* Check your understanding:
1. Edit the Bolaño excerpt: reproduce the passage between "Notes and Credits" and "now, at least).", inclusive, with "nightstand" replaced by "bedside table".
2. Do these statements agree with the Bolaño excerpt? Answer yes or no for each, quoting the words that decide it.
(a) The leather Brazilian street scenes were picked up in Salvador, Bahia, in 1993.
(b) Bolaño was at one time a hawker of fine jewelry.
(c) The excerpt goes over Bolaño's biography.

#### Selected extract ####

Bolaño himself was at one time or another an old revolutionary, a former political prisoner, and a hawker of junk jewelry. Adding rapists to the mix only put down the rose-colored glasses of our generation’s passions and all those fights between Garcia Marquéz and Vargas Llosa as if to say “enough, already.”  Yet being Bolaño, it would have been more like a visceral scream from the front row during a book reading at a polite salon or book store.

The Savage Detectives is a fractured narrative told in the shards of pottery and broken mirrors laying about the floors of the places where Bolaño slept.  I read Bolaño and I saw what had become my life.

Notes and Credits

The photo of Bolaño’s The Savage Detectives was taken by the author on his nightstand.  This is the normal appearance of my end table.  I picked up the leather Brazilian street scenes in Salvador, Bahia, in 1993.

Bolaño’s biography is well-noted and I won’t go over it here, except to say that the last 10 years of his tragic life (cut short by terminal illness) was one of those artistic outpourings that will live in legend.  In a brief period of time, Bolaño the cast-off cast-away reshaped Latin America an became its voice (for now, at least).

#### Material shown ####

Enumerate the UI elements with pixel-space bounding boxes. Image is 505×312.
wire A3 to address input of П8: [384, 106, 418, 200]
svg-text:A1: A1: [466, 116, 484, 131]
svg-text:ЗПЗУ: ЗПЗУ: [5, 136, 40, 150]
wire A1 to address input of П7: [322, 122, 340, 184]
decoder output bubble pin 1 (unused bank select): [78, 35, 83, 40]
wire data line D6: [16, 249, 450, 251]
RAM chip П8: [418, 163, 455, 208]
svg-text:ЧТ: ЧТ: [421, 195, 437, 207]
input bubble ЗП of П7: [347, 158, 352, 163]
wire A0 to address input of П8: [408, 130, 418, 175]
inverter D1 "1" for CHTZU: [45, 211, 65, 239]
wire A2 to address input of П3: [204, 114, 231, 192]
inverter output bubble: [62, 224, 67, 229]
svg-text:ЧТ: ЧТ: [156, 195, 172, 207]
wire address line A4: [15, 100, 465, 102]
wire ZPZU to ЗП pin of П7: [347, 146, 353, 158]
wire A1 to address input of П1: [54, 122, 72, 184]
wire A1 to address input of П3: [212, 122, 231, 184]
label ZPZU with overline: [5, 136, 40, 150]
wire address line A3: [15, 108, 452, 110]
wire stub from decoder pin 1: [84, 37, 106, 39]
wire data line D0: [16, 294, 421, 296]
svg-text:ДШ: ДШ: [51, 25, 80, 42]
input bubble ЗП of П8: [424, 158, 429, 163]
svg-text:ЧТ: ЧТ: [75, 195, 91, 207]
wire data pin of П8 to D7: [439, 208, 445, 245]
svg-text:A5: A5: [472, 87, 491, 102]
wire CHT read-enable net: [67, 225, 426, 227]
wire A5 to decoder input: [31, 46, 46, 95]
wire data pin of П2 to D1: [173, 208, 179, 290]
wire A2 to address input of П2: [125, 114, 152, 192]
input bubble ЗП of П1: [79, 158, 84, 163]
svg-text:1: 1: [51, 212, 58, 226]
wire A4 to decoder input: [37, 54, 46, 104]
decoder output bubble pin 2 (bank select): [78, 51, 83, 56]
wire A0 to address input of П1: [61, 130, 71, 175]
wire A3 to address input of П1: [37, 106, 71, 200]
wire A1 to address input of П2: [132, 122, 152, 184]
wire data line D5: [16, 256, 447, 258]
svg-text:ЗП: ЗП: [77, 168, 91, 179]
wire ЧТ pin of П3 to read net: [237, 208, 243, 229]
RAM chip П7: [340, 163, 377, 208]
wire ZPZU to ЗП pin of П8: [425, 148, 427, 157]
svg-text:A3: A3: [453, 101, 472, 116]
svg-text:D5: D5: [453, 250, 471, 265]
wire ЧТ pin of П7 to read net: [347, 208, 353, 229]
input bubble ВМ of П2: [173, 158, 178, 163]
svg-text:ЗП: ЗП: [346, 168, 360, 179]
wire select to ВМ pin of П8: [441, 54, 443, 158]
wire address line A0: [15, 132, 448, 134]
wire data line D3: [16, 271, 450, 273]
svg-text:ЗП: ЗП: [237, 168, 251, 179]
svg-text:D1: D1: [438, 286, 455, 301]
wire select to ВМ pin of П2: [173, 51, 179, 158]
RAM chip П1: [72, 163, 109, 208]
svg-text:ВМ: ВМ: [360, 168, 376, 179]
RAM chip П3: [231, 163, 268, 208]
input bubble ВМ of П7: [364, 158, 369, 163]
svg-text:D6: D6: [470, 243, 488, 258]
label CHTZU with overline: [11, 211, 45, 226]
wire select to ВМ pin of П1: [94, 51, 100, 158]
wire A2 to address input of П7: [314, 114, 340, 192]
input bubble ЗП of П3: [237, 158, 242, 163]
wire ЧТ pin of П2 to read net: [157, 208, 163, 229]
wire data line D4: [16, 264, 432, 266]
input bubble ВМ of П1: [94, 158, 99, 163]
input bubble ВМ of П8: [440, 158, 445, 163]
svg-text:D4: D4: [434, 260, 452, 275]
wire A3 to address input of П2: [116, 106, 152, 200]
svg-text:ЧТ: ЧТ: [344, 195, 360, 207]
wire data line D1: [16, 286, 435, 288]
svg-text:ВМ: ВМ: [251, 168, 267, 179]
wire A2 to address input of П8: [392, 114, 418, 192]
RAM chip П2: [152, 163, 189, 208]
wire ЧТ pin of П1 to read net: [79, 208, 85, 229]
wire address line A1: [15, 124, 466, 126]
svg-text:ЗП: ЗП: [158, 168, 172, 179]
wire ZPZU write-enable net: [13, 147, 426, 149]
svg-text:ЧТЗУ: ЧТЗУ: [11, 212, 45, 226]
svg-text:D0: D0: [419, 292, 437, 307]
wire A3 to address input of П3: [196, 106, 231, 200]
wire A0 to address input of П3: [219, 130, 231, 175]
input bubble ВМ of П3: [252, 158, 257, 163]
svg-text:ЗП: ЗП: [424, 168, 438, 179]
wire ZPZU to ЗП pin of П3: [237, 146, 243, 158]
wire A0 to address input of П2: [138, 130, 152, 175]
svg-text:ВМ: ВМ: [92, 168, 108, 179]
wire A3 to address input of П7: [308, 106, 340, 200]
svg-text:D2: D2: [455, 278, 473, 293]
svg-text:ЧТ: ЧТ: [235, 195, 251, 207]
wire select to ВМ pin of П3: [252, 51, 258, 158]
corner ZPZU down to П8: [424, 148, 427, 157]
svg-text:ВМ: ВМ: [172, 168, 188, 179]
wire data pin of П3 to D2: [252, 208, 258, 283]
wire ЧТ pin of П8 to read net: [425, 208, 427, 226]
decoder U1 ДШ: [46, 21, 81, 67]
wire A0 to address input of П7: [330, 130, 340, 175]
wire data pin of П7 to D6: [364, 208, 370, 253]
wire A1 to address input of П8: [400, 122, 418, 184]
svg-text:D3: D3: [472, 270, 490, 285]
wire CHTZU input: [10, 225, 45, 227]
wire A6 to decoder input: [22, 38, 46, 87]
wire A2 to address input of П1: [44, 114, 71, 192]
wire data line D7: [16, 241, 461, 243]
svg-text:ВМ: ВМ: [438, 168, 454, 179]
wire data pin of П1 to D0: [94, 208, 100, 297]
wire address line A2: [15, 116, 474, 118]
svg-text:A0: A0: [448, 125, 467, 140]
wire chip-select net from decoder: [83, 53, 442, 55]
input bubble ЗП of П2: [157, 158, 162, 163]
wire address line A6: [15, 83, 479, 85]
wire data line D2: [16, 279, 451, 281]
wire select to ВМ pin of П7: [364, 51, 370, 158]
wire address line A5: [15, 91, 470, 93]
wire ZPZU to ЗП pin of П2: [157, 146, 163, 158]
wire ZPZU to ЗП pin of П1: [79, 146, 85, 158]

####

* Results in order:
1.
Notes and Credits

The photo of Bolaño’s The Savage Detectives was taken by the author on his bedside table.  This is the normal appearance of my end table.  I picked up the leather Brazilian street scenes in Salvador, Bahia, in 1993.

Bolaño’s biography is well-noted and I won’t go over it here, except to say that the last 10 years of his tragic life (cut short by terminal illness) was one of those artistic outpourings that will live in legend.  In a brief period of time, Bolaño the cast-off cast-away reshaped Latin America an became its voice (for now, at least).

2.
(a) Yes: "I picked up the leather Brazilian street scenes in Salvador, Bahia, in 1993."
(b) No: "a hawker of junk jewelry."
(c) No: "Bolaño’s biography is well-noted and I won’t go over it here."